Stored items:
# # #

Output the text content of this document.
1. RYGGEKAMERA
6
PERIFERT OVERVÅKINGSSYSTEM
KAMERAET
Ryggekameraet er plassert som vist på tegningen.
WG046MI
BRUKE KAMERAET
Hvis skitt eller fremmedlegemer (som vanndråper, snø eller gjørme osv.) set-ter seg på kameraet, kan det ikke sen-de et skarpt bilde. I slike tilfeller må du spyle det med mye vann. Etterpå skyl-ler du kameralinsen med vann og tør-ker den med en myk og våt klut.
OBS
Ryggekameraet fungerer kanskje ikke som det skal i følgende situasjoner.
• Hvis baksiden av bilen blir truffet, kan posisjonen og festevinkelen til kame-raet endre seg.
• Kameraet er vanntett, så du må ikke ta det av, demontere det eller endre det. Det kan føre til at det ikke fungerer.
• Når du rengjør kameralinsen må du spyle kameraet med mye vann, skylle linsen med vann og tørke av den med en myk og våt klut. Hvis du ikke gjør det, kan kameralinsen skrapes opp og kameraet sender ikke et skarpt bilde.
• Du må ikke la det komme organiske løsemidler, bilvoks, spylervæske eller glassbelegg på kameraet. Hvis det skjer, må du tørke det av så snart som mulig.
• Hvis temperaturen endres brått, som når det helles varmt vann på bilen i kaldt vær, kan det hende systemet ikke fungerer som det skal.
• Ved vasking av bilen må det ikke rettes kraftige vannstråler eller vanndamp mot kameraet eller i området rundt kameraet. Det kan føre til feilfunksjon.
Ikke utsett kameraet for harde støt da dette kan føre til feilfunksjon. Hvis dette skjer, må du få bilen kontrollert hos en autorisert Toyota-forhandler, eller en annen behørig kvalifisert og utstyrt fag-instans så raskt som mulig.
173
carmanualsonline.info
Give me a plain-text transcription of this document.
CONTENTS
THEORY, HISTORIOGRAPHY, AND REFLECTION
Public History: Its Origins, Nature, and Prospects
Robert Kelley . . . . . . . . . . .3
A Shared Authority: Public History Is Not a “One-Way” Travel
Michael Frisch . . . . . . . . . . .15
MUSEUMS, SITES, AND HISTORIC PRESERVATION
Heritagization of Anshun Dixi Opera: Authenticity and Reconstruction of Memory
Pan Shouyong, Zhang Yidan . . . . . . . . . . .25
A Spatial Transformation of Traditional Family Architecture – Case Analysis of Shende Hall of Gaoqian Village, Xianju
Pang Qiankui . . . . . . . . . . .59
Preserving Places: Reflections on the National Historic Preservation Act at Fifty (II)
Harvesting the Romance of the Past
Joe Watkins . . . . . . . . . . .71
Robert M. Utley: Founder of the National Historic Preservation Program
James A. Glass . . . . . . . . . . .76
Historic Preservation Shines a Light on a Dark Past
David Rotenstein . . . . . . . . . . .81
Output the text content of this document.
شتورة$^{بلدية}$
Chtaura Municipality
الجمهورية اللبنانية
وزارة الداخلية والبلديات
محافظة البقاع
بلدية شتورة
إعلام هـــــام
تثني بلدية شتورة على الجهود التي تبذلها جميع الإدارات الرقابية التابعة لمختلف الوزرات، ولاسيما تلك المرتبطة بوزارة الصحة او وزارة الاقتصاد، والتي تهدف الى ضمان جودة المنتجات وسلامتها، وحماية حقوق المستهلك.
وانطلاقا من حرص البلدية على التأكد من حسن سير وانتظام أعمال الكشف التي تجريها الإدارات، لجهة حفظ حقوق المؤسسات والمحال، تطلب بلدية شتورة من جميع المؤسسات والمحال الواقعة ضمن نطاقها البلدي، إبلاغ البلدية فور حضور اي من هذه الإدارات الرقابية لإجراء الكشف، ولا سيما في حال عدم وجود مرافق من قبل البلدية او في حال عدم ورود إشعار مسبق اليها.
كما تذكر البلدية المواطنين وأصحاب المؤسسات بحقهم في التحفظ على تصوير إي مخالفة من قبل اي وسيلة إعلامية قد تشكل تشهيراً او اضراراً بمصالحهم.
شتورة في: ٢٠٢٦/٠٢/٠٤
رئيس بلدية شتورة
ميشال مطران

# # #

Reproduce the material above, every line of it, exactly.

• Solution to this task:
Output the text content of this document.
1. RYGGEKAMERA
6
PERIFERT OVERVÅKINGSSYSTEM
KAMERAET
Ryggekameraet er plassert som vist på tegningen.
WG046MI
BRUKE KAMERAET
Hvis skitt eller fremmedlegemer (som vanndråper, snø eller gjørme osv.) set-ter seg på kameraet, kan det ikke sen-de et skarpt bilde. I slike tilfeller må du spyle det med mye vann. Etterpå skyl-ler du kameralinsen med vann og tør-ker den med en myk og våt klut.
OBS
Ryggekameraet fungerer kanskje ikke som det skal i følgende situasjoner.
• Hvis baksiden av bilen blir truffet, kan posisjonen og festevinkelen til kame-raet endre seg.
• Kameraet er vanntett, så du må ikke ta det av, demontere det eller endre det. Det kan føre til at det ikke fungerer.
• Når du rengjør kameralinsen må du spyle kameraet med mye vann, skylle linsen med vann og tørke av den med en myk og våt klut. Hvis du ikke gjør det, kan kameralinsen skrapes opp og kameraet sender ikke et skarpt bilde.
• Du må ikke la det komme organiske løsemidler, bilvoks, spylervæske eller glassbelegg på kameraet. Hvis det skjer, må du tørke det av så snart som mulig.
• Hvis temperaturen endres brått, som når det helles varmt vann på bilen i kaldt vær, kan det hende systemet ikke fungerer som det skal.
• Ved vasking av bilen må det ikke rettes kraftige vannstråler eller vanndamp mot kameraet eller i området rundt kameraet. Det kan føre til feilfunksjon.
Ikke utsett kameraet for harde støt da dette kan føre til feilfunksjon. Hvis dette skjer, må du få bilen kontrollert hos en autorisert Toyota-forhandler, eller en annen behørig kvalifisert og utstyrt fag-instans så raskt som mulig.
173
carmanualsonline.info
Give me a plain-text transcription of this document.
CONTENTS
THEORY, HISTORIOGRAPHY, AND REFLECTION
Public History: Its Origins, Nature, and Prospects
Robert Kelley . . . . . . . . . . .3
A Shared Authority: Public History Is Not a “One-Way” Travel
Michael Frisch . . . . . . . . . . .15
MUSEUMS, SITES, AND HISTORIC PRESERVATION
Heritagization of Anshun Dixi Opera: Authenticity and Reconstruction of Memory
Pan Shouyong, Zhang Yidan . . . . . . . . . . .25
A Spatial Transformation of Traditional Family Architecture – Case Analysis of Shende Hall of Gaoqian Village, Xianju
Pang Qiankui . . . . . . . . . . .59
Preserving Places: Reflections on the National Historic Preservation Act at Fifty (II)
Harvesting the Romance of the Past
Joe Watkins . . . . . . . . . . .71
Robert M. Utley: Founder of the National Historic Preservation Program
James A. Glass . . . . . . . . . . .76
Historic Preservation Shines a Light on a Dark Past
David Rotenstein . . . . . . . . . . .81
Output the text content of this document.
شتورة$^{بلدية}$
Chtaura Municipality
الجمهورية اللبنانية
وزارة الداخلية والبلديات
محافظة البقاع
بلدية شتورة
إعلام هـــــام
تثني بلدية شتورة على الجهود التي تبذلها جميع الإدارات الرقابية التابعة لمختلف الوزرات، ولاسيما تلك المرتبطة بوزارة الصحة او وزارة الاقتصاد، والتي تهدف الى ضمان جودة المنتجات وسلامتها، وحماية حقوق المستهلك.
وانطلاقا من حرص البلدية على التأكد من حسن سير وانتظام أعمال الكشف التي تجريها الإدارات، لجهة حفظ حقوق المؤسسات والمحال، تطلب بلدية شتورة من جميع المؤسسات والمحال الواقعة ضمن نطاقها البلدي، إبلاغ البلدية فور حضور اي من هذه الإدارات الرقابية لإجراء الكشف، ولا سيما في حال عدم وجود مرافق من قبل البلدية او في حال عدم ورود إشعار مسبق اليها.
كما تذكر البلدية المواطنين وأصحاب المؤسسات بحقهم في التحفظ على تصوير إي مخالفة من قبل اي وسيلة إعلامية قد تشكل تشهيراً او اضراراً بمصالحهم.
شتورة في: ٢٠٢٦/٠٢/٠٤
رئيس بلدية شتورة
ميشال مطران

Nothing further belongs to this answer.